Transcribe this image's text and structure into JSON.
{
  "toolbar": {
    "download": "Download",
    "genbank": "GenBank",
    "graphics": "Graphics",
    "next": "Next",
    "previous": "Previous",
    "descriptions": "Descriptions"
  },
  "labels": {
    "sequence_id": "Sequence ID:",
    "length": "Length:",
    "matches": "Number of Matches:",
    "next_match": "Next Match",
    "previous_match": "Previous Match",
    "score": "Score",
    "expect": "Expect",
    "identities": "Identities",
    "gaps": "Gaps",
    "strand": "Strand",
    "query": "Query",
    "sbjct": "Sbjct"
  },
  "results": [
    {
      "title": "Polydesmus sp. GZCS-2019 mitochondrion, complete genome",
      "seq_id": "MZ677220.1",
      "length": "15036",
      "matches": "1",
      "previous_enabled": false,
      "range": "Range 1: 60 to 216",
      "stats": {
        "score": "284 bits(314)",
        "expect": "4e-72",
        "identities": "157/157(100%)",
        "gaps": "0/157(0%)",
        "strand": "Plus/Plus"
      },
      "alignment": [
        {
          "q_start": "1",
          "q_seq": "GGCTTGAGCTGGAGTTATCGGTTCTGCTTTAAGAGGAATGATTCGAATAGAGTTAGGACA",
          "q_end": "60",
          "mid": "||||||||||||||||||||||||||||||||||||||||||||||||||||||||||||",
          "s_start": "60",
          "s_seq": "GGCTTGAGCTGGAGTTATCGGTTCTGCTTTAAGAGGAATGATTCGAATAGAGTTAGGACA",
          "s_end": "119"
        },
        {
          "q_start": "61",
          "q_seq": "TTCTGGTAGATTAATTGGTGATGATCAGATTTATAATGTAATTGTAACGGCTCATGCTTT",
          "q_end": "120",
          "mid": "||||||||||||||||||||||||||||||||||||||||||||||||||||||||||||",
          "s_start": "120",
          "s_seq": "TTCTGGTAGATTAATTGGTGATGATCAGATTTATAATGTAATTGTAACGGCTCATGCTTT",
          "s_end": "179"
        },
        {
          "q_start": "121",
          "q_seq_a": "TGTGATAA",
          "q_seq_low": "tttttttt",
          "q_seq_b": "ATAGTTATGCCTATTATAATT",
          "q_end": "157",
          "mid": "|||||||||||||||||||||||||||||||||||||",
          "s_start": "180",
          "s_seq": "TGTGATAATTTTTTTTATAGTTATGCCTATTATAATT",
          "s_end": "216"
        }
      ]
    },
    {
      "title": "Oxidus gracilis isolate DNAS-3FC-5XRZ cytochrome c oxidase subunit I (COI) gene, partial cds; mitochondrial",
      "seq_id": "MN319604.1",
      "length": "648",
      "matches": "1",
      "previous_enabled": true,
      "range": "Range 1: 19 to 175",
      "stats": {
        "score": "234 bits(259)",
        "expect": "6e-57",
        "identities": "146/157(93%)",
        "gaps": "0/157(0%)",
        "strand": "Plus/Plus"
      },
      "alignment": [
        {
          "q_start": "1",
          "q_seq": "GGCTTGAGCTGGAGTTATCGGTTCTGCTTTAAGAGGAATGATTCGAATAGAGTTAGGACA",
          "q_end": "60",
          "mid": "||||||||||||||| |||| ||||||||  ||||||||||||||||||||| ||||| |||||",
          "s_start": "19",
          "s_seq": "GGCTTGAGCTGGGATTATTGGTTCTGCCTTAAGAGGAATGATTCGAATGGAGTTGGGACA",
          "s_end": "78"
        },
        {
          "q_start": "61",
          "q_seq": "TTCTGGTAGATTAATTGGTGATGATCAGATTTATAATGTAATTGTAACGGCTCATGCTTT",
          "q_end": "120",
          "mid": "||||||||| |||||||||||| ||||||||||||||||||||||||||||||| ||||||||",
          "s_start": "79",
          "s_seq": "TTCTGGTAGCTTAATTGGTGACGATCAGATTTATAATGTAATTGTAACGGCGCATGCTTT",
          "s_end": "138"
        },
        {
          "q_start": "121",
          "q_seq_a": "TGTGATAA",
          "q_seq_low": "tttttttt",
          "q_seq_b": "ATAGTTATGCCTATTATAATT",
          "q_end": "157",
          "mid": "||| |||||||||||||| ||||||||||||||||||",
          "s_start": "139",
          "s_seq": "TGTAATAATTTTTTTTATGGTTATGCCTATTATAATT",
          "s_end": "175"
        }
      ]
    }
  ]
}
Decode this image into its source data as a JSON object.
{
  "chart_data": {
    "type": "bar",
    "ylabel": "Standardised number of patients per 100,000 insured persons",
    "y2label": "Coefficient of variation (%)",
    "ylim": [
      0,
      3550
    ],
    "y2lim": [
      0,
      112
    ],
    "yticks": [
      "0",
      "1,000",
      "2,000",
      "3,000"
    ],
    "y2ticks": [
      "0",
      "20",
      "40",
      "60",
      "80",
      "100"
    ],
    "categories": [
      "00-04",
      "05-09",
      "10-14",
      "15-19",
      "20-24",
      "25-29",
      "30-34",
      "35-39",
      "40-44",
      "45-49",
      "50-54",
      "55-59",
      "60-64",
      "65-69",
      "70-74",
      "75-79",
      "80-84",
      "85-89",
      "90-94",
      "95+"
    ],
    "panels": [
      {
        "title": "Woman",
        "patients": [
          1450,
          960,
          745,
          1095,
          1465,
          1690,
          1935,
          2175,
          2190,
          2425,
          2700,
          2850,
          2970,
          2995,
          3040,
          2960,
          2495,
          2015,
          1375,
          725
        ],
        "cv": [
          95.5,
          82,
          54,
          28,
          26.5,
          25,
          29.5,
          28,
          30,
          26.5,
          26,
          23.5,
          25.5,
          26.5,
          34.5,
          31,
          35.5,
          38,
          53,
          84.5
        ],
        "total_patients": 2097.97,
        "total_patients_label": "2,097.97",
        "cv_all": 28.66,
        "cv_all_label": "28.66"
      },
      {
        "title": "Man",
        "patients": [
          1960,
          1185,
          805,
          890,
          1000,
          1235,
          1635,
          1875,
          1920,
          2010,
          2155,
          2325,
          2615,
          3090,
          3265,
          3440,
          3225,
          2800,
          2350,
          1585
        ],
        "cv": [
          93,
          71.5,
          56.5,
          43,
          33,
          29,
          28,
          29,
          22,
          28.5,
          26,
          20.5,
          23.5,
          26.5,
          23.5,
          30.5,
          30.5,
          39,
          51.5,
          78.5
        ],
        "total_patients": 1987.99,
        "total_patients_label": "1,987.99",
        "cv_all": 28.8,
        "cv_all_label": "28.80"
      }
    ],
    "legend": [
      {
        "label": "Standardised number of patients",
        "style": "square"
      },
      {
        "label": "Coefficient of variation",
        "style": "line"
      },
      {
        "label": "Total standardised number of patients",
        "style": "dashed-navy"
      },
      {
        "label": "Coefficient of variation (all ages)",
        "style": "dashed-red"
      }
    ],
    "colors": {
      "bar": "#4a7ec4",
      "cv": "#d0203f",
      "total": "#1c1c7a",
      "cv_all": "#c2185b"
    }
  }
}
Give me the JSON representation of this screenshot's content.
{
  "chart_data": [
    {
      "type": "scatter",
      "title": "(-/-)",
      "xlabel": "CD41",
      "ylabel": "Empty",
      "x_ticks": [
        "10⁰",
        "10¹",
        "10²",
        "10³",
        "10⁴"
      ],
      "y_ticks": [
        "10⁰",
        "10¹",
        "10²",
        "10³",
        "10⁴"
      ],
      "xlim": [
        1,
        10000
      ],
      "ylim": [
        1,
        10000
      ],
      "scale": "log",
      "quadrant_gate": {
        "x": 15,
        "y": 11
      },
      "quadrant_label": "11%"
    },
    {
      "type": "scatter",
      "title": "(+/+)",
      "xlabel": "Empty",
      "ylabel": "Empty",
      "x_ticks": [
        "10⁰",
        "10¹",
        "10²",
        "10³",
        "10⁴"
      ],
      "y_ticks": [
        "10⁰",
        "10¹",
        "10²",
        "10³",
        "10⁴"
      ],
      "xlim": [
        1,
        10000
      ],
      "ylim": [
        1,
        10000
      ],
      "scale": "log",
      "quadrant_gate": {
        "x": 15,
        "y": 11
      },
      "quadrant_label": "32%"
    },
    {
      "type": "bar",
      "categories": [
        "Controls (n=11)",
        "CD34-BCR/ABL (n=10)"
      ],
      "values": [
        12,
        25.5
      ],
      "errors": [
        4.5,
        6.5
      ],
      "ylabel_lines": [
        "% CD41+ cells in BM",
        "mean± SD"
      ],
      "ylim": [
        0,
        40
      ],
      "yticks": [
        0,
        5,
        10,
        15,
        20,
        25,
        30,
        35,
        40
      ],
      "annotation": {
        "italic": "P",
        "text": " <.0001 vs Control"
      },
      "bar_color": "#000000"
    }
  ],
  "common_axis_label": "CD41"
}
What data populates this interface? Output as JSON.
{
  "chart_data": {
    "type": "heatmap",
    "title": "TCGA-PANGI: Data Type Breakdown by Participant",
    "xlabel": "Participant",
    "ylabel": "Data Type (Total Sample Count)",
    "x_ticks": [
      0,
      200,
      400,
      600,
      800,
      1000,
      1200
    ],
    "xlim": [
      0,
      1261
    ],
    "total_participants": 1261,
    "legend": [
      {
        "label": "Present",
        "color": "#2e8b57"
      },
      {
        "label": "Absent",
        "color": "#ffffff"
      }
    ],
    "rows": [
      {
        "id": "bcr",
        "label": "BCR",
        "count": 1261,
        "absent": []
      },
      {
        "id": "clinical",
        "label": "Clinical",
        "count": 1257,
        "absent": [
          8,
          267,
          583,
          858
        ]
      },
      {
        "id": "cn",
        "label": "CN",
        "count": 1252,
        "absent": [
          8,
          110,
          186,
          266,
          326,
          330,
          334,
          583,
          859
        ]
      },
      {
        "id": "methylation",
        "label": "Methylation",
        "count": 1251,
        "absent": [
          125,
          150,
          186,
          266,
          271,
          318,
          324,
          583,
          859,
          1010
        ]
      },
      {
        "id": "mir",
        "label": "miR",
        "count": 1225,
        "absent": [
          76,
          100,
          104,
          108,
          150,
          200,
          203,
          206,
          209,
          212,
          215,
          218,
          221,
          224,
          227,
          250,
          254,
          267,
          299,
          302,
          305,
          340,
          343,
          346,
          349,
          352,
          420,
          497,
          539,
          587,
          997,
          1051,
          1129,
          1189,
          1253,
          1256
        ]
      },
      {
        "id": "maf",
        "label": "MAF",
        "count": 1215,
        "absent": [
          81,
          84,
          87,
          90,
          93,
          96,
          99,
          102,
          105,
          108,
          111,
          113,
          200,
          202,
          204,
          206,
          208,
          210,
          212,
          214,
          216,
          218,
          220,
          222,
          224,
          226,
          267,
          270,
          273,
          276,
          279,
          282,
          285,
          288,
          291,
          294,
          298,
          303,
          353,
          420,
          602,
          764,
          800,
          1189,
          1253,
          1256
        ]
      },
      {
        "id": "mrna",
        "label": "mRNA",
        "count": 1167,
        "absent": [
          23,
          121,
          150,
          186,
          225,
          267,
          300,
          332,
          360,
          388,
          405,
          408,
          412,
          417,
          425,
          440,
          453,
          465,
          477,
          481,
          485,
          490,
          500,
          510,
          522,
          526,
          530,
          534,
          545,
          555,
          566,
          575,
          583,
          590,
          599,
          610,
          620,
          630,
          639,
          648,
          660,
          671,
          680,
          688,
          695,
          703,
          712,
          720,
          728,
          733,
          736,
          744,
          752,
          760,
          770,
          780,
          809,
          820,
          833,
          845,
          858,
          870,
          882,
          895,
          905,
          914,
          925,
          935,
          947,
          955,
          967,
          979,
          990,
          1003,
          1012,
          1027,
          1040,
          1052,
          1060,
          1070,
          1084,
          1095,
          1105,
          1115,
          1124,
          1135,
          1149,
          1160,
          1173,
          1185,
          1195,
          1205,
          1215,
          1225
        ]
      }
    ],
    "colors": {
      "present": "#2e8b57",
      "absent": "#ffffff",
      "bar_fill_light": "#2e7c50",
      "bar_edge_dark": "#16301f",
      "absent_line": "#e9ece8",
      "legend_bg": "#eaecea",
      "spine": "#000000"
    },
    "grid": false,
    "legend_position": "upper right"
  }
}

###

Where the word "into" appears in a line of the entries, copy that line.

RESULT OF THIS EXERCISE:
Transcribe this image's text and structure into JSON.
Decode this image into its source data as a JSON object.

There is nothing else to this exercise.